TASK DETAILS: Your task is to copy the listing exactly, with the pictures left out.

--- start AVAILABLE RECORDS ---

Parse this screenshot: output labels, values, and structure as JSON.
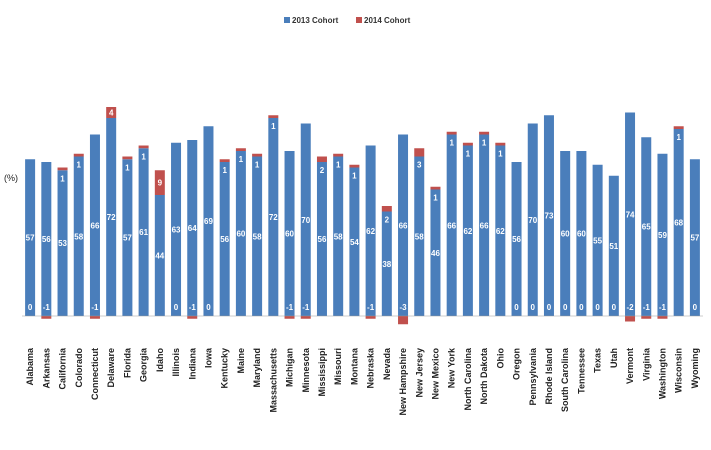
{
  "chart_data": {
    "type": "bar",
    "stacked": true,
    "ylabel": "(%)",
    "legend_position": "top",
    "grid": false,
    "categories": [
      "Alabama",
      "Arkansas",
      "California",
      "Colorado",
      "Connecticut",
      "Delaware",
      "Florida",
      "Georgia",
      "Idaho",
      "Illinois",
      "Indiana",
      "Iowa",
      "Kentucky",
      "Maine",
      "Maryland",
      "Massachusetts",
      "Michigan",
      "Minnesota",
      "Mississippi",
      "Missouri",
      "Montana",
      "Nebraska",
      "Nevada",
      "New Hampshire",
      "New Jersey",
      "New Mexico",
      "New York",
      "North Carolina",
      "North Dakota",
      "Ohio",
      "Oregon",
      "Pennsylvania",
      "Rhode Island",
      "South Carolina",
      "Tennessee",
      "Texas",
      "Utah",
      "Vermont",
      "Virginia",
      "Washington",
      "Wisconsin",
      "Wyoming"
    ],
    "series": [
      {
        "name": "2013 Cohort",
        "color": "#4a7ebb",
        "values": [
          57,
          56,
          53,
          58,
          66,
          72,
          57,
          61,
          44,
          63,
          64,
          69,
          56,
          60,
          58,
          72,
          60,
          70,
          56,
          58,
          54,
          62,
          38,
          66,
          58,
          46,
          66,
          62,
          66,
          62,
          56,
          70,
          73,
          60,
          60,
          55,
          51,
          74,
          65,
          59,
          68,
          57
        ]
      },
      {
        "name": "2014 Cohort",
        "color": "#c0504d",
        "values": [
          0,
          -1,
          1,
          1,
          -1,
          4,
          1,
          1,
          9,
          0,
          -1,
          0,
          1,
          1,
          1,
          1,
          -1,
          -1,
          2,
          1,
          1,
          -1,
          2,
          -3,
          3,
          1,
          1,
          1,
          1,
          1,
          0,
          0,
          0,
          0,
          0,
          0,
          0,
          -2,
          -1,
          -1,
          1,
          0
        ]
      }
    ],
    "ylim": [
      -10,
      77
    ]
  }
}
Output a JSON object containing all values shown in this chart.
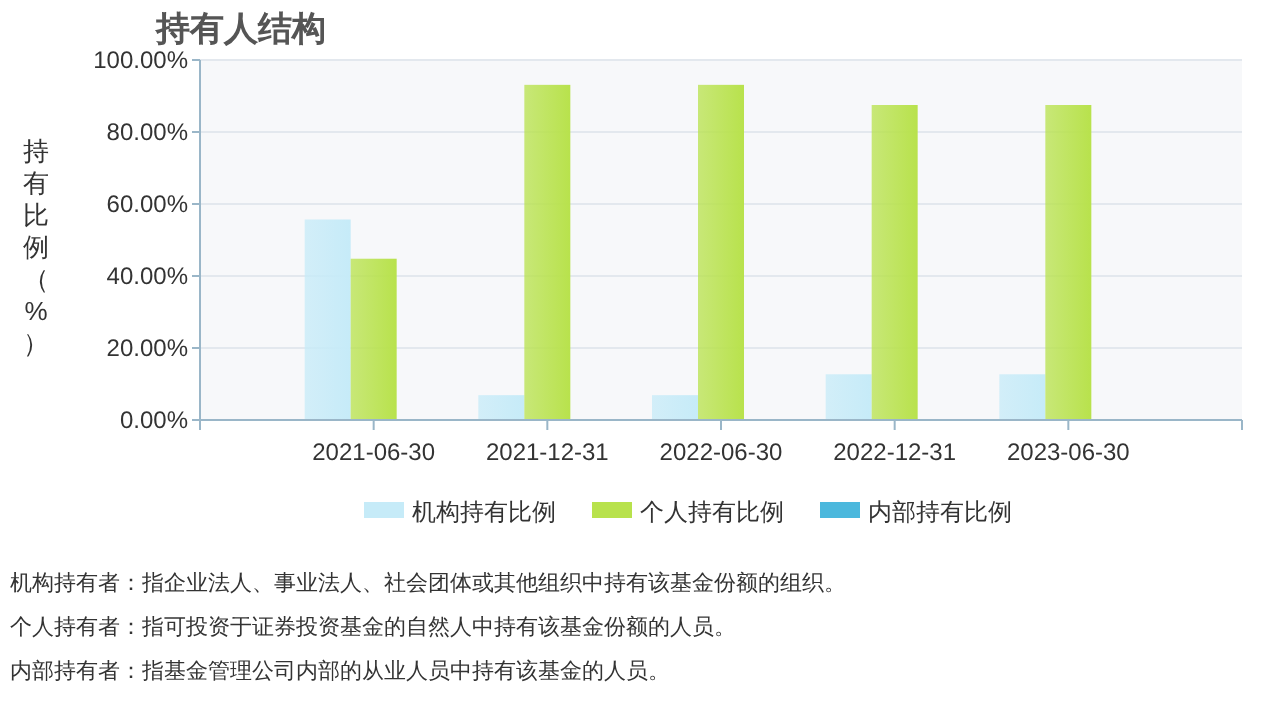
{
  "chart_data": {
    "type": "bar",
    "title": "持有人结构",
    "ylabel": "持有比例（%）",
    "categories": [
      "2021-06-30",
      "2021-12-31",
      "2022-06-30",
      "2022-12-31",
      "2023-06-30"
    ],
    "series": [
      {
        "name": "机构持有比例",
        "color": "#c6ebf8",
        "values": [
          55.7,
          6.9,
          6.9,
          12.7,
          12.7
        ]
      },
      {
        "name": "个人持有比例",
        "color": "#b8e24c",
        "values": [
          44.8,
          93.1,
          93.1,
          87.5,
          87.5
        ]
      },
      {
        "name": "内部持有比例",
        "color": "#4bb8dd",
        "values": [
          0,
          0,
          0,
          0,
          0
        ]
      }
    ],
    "ylim": [
      0,
      100
    ],
    "yticks": [
      {
        "value": 0,
        "label": "0.00%"
      },
      {
        "value": 20,
        "label": "20.00%"
      },
      {
        "value": 40,
        "label": "40.00%"
      },
      {
        "value": 60,
        "label": "60.00%"
      },
      {
        "value": 80,
        "label": "80.00%"
      },
      {
        "value": 100,
        "label": "100.00%"
      }
    ],
    "grid": "y",
    "legend": "bottom",
    "annotations": [
      "机构持有者：指企业法人、事业法人、社会团体或其他组织中持有该基金份额的组织。",
      "个人持有者：指可投资于证券投资基金的自然人中持有该基金份额的人员。",
      "内部持有者：指基金管理公司内部的从业人员中持有该基金的人员。"
    ]
  }
}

--- end AVAILABLE RECORDS ---

OUTPUT FOR THIS TASK:
Parse this screenshot: output labels, values, and structure as JSON.
{
  "chart_data": {
    "type": "bar",
    "stacked": true,
    "ylabel": "(%)",
    "legend_position": "top",
    "grid": false,
    "categories": [
      "Alabama",
      "Arkansas",
      "California",
      "Colorado",
      "Connecticut",
      "Delaware",
      "Florida",
      "Georgia",
      "Idaho",
      "Illinois",
      "Indiana",
      "Iowa",
      "Kentucky",
      "Maine",
      "Maryland",
      "Massachusetts",
      "Michigan",
      "Minnesota",
      "Mississippi",
      "Missouri",
      "Montana",
      "Nebraska",
      "Nevada",
      "New Hampshire",
      "New Jersey",
      "New Mexico",
      "New York",
      "North Carolina",
      "North Dakota",
      "Ohio",
      "Oregon",
      "Pennsylvania",
      "Rhode Island",
      "South Carolina",
      "Tennessee",
      "Texas",
      "Utah",
      "Vermont",
      "Virginia",
      "Washington",
      "Wisconsin",
      "Wyoming"
    ],
    "series": [
      {
        "name": "2013 Cohort",
        "color": "#4a7ebb",
        "values": [
          57,
          56,
          53,
          58,
          66,
          72,
          57,
          61,
          44,
          63,
          64,
          69,
          56,
          60,
          58,
          72,
          60,
          70,
          56,
          58,
          54,
          62,
          38,
          66,
          58,
          46,
          66,
          62,
          66,
          62,
          56,
          70,
          73,
          60,
          60,
          55,
          51,
          74,
          65,
          59,
          68,
          57
        ]
      },
      {
        "name": "2014 Cohort",
        "color": "#c0504d",
        "values": [
          0,
          -1,
          1,
          1,
          -1,
          4,
          1,
          1,
          9,
          0,
          -1,
          0,
          1,
          1,
          1,
          1,
          -1,
          -1,
          2,
          1,
          1,
          -1,
          2,
          -3,
          3,
          1,
          1,
          1,
          1,
          1,
          0,
          0,
          0,
          0,
          0,
          0,
          0,
          -2,
          -1,
          -1,
          1,
          0
        ]
      }
    ],
    "ylim": [
      -10,
      77
    ]
  }
}
Output a JSON object containing all values shown in this chart.
{
  "chart_data": {
    "type": "bar",
    "title": "持有人结构",
    "ylabel": "持有比例（%）",
    "categories": [
      "2021-06-30",
      "2021-12-31",
      "2022-06-30",
      "2022-12-31",
      "2023-06-30"
    ],
    "series": [
      {
        "name": "机构持有比例",
        "color": "#c6ebf8",
        "values": [
          55.7,
          6.9,
          6.9,
          12.7,
          12.7
        ]
      },
      {
        "name": "个人持有比例",
        "color": "#b8e24c",
        "values": [
          44.8,
          93.1,
          93.1,
          87.5,
          87.5
        ]
      },
      {
        "name": "内部持有比例",
        "color": "#4bb8dd",
        "values": [
          0,
          0,
          0,
          0,
          0
        ]
      }
    ],
    "ylim": [
      0,
      100
    ],
    "yticks": [
      {
        "value": 0,
        "label": "0.00%"
      },
      {
        "value": 20,
        "label": "20.00%"
      },
      {
        "value": 40,
        "label": "40.00%"
      },
      {
        "value": 60,
        "label": "60.00%"
      },
      {
        "value": 80,
        "label": "80.00%"
      },
      {
        "value": 100,
        "label": "100.00%"
      }
    ],
    "grid": "y",
    "legend": "bottom",
    "annotations": [
      "机构持有者：指企业法人、事业法人、社会团体或其他组织中持有该基金份额的组织。",
      "个人持有者：指可投资于证券投资基金的自然人中持有该基金份额的人员。",
      "内部持有者：指基金管理公司内部的从业人员中持有该基金的人员。"
    ]
  }
}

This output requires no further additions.